[EXCERPT PROVIDED]
2000 AD Prog 2121 Featured Columns 

Multiver-City One: 2000 AD Prog 2121: One Man’s Stand

By , , , and | March 6th, 2019
Posted in Columns | % Comments

Welcome, Earthlets, to Multiver-City One, our “2000 AD” weekly review column! Every Wednesday we examine the latest offerings from Tharg and the droids over at Rebellion/2000 AD, the galaxy’s leading producers of Thrill-Power entertainment. Let’s get right to it!

Cover by Steven Austin

THIS WEEK IN 2000AD

Judge Dredd: Machine Law, Part Seven
Credits: John Wagner (script), Colin MacNeil (art), Chris Blythe (colors), Annie Parkhouse (letters)

Rowan Grover: “Machine Law” is in the heat of action at the moment with the march ongoing. Wagner documents the issue as a series of events leading to the meeting of the former Council of Five and Judge Logan, and instruments Dredd’s shift of alignment and intervention. It works almost like a Rube Goldberg machine, with Beeny using a nearby kid to phone an emergency call to Dredd, who then manages to make his way to Logan’s room around the same time as the Council in a satisfying moment of synchronicity. Not only this, but we slowly start to see all the doubts in Dredd’s mind that have been planted over the last few chapters come to fruition. The revelation that the Council plan to take Logan into custody seems to slowly snap Dredd to reality, who then meets up with other Judges and seemingly reaffirms his support of Logan’s law. It’s satisfying to see such an unchanging character shift focus in this way, and Wagner makes it all organic.

Having the entire magazine open with an overhead shot of the march is a powerful panel for MacNeil to start with, but it’s great at immediately grabbing readers’ attentions. The whole scene is a great Where’s Waldo-esque scene of discerning clever and biting protest signs, and the composition of the title card below the final member of the protest is really striking. Later on, we get a scene with a few other Judges, and MacNeil seems to slap the same disgruntled expression Dredd bears on all of them, making it hard to fully discern them regardless of the lack of his trademark protruding chin. Blythe does solid work here, painting a hazy daylight palette for the march to take place on. It’s a little confusing since the last issue seemed to have the sun setting, but his lighter palette still feels appropriately dramatic.

“Machine Law” is building up to an even bigger conflict now that Dredd has made his position concrete. Character work is great, and the art composition is clean and superb, making this a fun chapter to check out.

Skip Tracer: Louder than Bombs, Part 11
Credits: James Peaty (script), Paul Marshall (art), Quinton Winter (colors), Ellie De Ville (letters).

Tom Shapira: the central scene in this week’s chapter involves a bad guy knocking down the protagonist when he has all the reasons in the world to kill him quickly. Not only does Hesh, who’ve been building up for the better part of two months, choses a stun shot when lead would be just as fine, he also starts takes a short time to gloat before pushing the button.

[DATA EXTRACT]

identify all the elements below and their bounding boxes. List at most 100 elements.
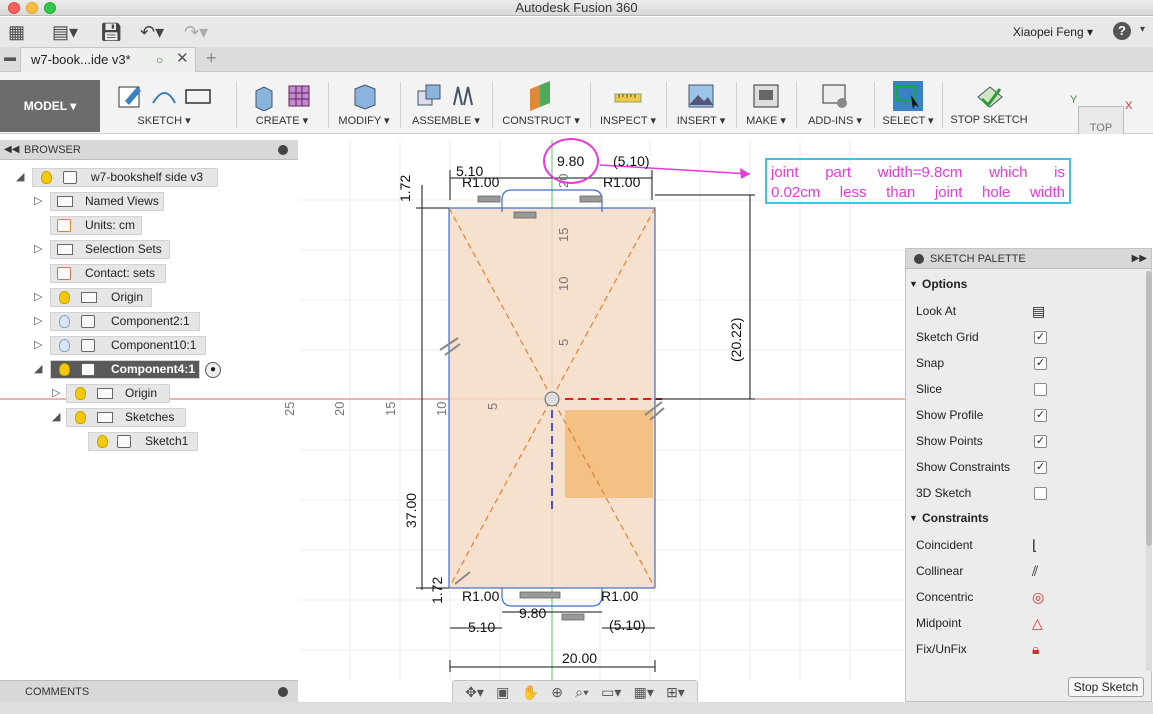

[EXERCISE TASK 1]
In the 2000 AD review column, shorten the paragraph beginning "Rowan Grover: “Machine Law” is in the heat of action" into a bulleted list that keeps its main facts.
[EXERCISE TASK 2]
Return, word for word, the stretch of the 2000 AD review column that opens with the words containing "Tom Shapira: the" and closes with "pushing the button.".

[RESULT 1]
- The march is still underway in "Machine Law."
- Wagner builds the issue as a chain of events that leads to the former Council of Five meeting Judge Logan and to Dredd changing sides and stepping in.
- It works like a Rube Goldberg machine. Beeny has a nearby kid make an emergency call to Dredd, and Dredd reaches Logan's room around the same time as the Council.
- The doubts planted in Dredd's mind over the last few chapters start to pay off.
- Learning that the Council plans to take Logan into custody snaps Dredd back to reality. He meets other Judges and seems to reaffirm his support of Logan's law.
- Seeing such an unchanging character shift focus is satisfying, and Wagner makes the change feel organic.

[RESULT 2]
Tom Shapira: the central scene in this week’s chapter involves a bad guy knocking down the protagonist when he has all the reasons in the world to kill him quickly. Not only does Hesh, who’ve been building up for the better part of two months, choses a stun shot when lead would be just as fine, he also starts takes a short time to gloat before pushing the button.